** MATERIAL PROVIDED follows **

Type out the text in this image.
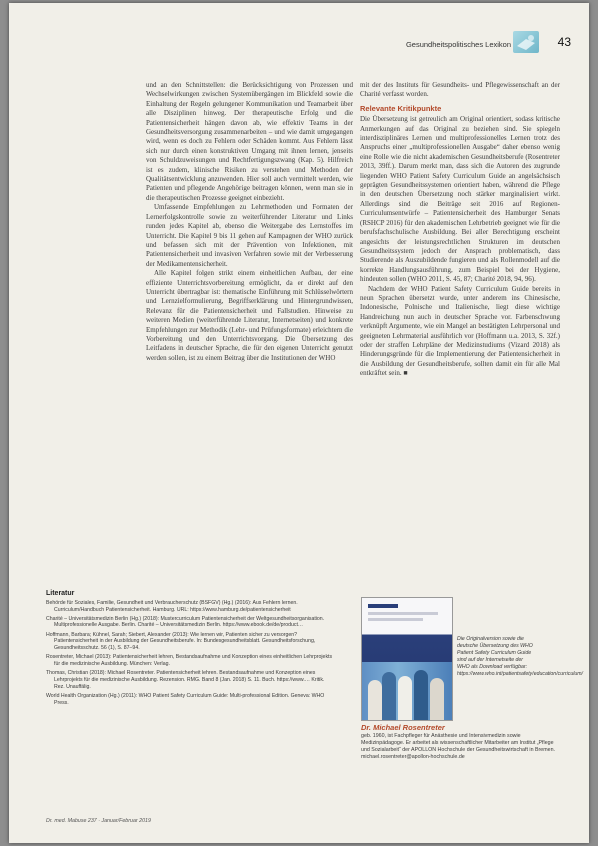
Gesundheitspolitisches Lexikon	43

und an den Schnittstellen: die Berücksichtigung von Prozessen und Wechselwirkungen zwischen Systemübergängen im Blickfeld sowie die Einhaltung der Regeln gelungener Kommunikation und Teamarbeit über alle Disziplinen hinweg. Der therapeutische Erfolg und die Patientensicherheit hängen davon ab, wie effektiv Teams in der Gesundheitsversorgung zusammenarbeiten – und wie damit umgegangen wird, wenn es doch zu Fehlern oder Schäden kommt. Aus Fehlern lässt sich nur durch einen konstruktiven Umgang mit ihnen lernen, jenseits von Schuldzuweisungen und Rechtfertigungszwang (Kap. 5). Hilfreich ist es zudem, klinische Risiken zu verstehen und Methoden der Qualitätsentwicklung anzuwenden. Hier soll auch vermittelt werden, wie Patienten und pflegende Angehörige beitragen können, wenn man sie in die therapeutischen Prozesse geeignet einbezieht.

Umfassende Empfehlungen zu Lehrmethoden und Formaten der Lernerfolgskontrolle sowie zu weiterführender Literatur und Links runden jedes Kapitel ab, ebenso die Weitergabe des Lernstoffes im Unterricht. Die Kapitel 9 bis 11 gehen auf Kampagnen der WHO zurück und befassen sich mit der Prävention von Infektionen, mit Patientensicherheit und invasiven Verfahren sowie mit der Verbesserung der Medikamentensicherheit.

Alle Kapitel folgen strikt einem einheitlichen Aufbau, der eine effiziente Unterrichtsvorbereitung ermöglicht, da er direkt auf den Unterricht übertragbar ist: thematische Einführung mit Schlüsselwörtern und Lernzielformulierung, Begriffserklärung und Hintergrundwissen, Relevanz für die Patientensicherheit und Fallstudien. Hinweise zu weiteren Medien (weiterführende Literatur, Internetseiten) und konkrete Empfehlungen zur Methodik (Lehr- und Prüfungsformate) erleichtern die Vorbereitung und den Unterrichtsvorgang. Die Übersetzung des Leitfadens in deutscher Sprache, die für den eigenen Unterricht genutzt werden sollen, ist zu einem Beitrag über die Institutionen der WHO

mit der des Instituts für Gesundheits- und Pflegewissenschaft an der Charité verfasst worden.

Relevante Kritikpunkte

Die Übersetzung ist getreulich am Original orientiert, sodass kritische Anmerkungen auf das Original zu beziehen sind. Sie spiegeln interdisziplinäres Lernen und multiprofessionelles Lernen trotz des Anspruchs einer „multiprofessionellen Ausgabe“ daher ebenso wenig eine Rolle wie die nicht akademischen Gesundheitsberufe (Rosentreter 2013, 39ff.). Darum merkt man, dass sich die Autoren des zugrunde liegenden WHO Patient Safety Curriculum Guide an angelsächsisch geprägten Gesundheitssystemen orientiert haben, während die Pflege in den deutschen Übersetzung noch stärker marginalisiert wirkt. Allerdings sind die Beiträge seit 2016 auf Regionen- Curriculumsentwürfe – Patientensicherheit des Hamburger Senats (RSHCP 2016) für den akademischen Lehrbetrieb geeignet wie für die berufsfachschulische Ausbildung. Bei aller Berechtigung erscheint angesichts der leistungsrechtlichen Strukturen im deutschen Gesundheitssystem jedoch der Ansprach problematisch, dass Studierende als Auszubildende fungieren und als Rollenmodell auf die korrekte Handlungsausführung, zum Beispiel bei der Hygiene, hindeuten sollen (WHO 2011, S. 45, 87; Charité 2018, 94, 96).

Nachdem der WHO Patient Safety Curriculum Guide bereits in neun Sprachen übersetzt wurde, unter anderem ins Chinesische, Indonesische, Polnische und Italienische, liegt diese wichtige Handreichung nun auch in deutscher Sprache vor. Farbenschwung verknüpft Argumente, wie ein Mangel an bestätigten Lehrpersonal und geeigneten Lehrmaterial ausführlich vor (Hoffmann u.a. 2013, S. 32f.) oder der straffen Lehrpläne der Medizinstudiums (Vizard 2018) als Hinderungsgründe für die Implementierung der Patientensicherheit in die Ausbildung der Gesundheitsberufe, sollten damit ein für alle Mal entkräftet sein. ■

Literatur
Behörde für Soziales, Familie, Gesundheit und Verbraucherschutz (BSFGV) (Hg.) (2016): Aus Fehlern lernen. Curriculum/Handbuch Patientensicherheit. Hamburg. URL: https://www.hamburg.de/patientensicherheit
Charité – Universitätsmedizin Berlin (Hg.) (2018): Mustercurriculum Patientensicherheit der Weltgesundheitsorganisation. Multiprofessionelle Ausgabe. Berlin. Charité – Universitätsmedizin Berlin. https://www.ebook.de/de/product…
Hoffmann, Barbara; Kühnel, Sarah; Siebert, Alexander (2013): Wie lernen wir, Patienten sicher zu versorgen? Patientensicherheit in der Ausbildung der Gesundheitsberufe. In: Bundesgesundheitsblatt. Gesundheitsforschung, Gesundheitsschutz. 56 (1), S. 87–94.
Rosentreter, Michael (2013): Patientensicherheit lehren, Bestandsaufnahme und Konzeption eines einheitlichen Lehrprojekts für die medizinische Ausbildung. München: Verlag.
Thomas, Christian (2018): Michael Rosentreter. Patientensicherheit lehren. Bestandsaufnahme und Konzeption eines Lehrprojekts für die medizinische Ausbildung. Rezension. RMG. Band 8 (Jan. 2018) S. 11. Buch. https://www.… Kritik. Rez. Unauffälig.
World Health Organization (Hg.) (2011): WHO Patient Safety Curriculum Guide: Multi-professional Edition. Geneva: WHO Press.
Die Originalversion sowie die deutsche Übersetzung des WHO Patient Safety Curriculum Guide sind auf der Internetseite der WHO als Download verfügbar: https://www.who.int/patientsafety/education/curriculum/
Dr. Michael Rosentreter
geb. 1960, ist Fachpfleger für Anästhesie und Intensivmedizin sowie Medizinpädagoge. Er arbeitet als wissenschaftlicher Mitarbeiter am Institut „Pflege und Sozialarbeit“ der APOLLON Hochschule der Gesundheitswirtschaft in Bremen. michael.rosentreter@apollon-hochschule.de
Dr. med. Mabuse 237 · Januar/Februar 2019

** End of MATERIAL PROVIDED **

Copy out each line of the entries above that holds "Bestandsaufnahme".

_WRITTEN ANSWER_
Rosentreter, Michael (2013): Patientensicherheit lehren, Bestandsaufnahme und Konzeption eines einheitlichen Lehrprojekts für die medizinische Ausbildung. München: Verlag.
Thomas, Christian (2018): Michael Rosentreter. Patientensicherheit lehren. Bestandsaufnahme und Konzeption eines Lehrprojekts für die medizinische Ausbildung. Rezension. RMG. Band 8 (Jan. 2018) S. 11. Buch. https://www.… Kritik. Rez. Unauffälig.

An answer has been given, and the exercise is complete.